**Record set**
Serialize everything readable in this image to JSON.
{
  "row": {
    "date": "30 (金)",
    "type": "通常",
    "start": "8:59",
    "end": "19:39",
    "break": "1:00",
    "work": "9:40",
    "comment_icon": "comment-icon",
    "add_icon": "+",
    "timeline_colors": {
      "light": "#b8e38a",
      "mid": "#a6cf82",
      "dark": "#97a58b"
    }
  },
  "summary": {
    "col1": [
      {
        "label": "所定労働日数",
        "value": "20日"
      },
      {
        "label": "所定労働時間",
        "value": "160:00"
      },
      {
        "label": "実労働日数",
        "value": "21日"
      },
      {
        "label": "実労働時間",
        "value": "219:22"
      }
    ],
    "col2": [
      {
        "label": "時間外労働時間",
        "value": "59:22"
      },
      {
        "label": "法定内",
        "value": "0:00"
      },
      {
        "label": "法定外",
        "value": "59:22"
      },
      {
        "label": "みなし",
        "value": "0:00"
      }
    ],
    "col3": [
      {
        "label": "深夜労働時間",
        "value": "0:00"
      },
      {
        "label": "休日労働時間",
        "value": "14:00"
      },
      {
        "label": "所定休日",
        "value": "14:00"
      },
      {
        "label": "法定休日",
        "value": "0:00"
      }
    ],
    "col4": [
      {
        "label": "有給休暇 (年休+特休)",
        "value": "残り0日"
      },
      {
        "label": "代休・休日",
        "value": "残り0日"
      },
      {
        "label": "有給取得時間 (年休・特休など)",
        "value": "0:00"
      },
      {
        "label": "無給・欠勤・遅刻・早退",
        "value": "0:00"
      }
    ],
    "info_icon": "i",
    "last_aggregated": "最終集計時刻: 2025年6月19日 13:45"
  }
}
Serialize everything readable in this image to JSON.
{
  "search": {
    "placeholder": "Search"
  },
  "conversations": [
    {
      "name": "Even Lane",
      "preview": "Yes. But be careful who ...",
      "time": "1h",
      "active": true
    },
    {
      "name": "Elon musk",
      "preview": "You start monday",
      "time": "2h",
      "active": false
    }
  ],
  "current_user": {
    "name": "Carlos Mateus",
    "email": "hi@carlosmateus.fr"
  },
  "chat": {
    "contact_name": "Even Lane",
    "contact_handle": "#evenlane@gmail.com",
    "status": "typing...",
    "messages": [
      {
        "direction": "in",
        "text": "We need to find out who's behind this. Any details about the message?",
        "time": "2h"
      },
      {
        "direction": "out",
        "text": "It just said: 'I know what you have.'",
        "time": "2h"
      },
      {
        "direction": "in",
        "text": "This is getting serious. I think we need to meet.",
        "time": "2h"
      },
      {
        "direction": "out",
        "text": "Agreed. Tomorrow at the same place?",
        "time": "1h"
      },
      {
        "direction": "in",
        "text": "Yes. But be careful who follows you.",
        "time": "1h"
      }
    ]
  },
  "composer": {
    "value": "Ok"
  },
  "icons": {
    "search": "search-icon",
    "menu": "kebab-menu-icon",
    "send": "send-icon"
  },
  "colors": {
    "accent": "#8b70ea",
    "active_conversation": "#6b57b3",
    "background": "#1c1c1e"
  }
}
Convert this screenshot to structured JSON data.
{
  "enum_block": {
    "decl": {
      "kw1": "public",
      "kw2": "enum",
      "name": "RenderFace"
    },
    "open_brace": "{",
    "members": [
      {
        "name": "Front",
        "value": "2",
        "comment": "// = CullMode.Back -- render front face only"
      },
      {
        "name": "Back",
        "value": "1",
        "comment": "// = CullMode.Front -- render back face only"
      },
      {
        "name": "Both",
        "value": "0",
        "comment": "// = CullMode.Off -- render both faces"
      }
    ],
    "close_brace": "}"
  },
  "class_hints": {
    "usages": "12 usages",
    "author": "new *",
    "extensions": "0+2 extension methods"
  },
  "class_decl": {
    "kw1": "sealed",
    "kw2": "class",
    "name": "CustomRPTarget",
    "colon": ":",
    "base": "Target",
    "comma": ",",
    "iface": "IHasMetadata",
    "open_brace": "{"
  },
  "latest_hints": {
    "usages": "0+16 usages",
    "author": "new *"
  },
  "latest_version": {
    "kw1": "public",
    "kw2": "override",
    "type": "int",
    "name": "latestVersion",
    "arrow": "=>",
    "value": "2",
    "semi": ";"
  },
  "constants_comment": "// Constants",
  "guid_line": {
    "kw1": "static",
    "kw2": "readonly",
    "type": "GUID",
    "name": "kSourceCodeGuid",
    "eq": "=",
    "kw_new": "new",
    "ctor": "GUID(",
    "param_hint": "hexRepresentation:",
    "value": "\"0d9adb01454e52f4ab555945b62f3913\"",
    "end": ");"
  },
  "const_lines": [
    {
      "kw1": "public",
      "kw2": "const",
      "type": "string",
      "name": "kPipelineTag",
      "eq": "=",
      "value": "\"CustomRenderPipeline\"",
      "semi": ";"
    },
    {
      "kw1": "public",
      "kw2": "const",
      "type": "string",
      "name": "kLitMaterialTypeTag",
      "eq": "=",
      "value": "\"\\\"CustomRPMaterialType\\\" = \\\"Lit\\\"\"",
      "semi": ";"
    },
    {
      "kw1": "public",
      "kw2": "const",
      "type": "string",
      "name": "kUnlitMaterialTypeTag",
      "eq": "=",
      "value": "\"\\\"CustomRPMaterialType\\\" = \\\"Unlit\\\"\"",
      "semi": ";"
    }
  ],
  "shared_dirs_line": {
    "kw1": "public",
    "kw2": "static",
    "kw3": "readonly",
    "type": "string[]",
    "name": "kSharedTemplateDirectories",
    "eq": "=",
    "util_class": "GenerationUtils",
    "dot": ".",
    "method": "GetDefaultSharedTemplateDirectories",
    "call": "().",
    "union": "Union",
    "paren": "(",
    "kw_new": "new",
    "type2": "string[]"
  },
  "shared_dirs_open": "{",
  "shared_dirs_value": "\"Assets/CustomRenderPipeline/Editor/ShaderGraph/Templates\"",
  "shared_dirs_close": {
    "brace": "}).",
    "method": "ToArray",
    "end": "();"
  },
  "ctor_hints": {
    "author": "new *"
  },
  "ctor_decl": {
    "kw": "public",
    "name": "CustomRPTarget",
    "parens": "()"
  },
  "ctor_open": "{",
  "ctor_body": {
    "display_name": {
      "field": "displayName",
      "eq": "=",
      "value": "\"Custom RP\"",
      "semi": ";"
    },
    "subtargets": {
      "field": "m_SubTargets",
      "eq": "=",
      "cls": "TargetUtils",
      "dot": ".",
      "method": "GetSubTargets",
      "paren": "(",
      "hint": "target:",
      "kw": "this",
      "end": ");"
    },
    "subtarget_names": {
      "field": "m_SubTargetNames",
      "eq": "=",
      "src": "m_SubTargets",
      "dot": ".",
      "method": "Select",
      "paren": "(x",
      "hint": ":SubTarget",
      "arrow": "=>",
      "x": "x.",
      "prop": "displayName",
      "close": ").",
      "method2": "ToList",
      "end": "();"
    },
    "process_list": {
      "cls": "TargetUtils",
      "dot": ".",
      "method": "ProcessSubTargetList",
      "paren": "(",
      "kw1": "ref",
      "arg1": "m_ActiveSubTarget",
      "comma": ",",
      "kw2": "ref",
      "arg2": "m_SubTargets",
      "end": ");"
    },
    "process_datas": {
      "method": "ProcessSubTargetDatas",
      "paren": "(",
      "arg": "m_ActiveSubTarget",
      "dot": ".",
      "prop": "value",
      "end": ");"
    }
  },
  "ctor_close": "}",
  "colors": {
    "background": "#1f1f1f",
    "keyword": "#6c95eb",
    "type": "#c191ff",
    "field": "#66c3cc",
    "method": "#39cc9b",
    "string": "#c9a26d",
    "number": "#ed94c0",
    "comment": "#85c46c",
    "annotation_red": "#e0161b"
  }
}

**Work to do**
List each line in the listing that contains the string "background".

**Answer to the exercise**
    "background": "#1c1c1e"
    "background": "#1f1f1f",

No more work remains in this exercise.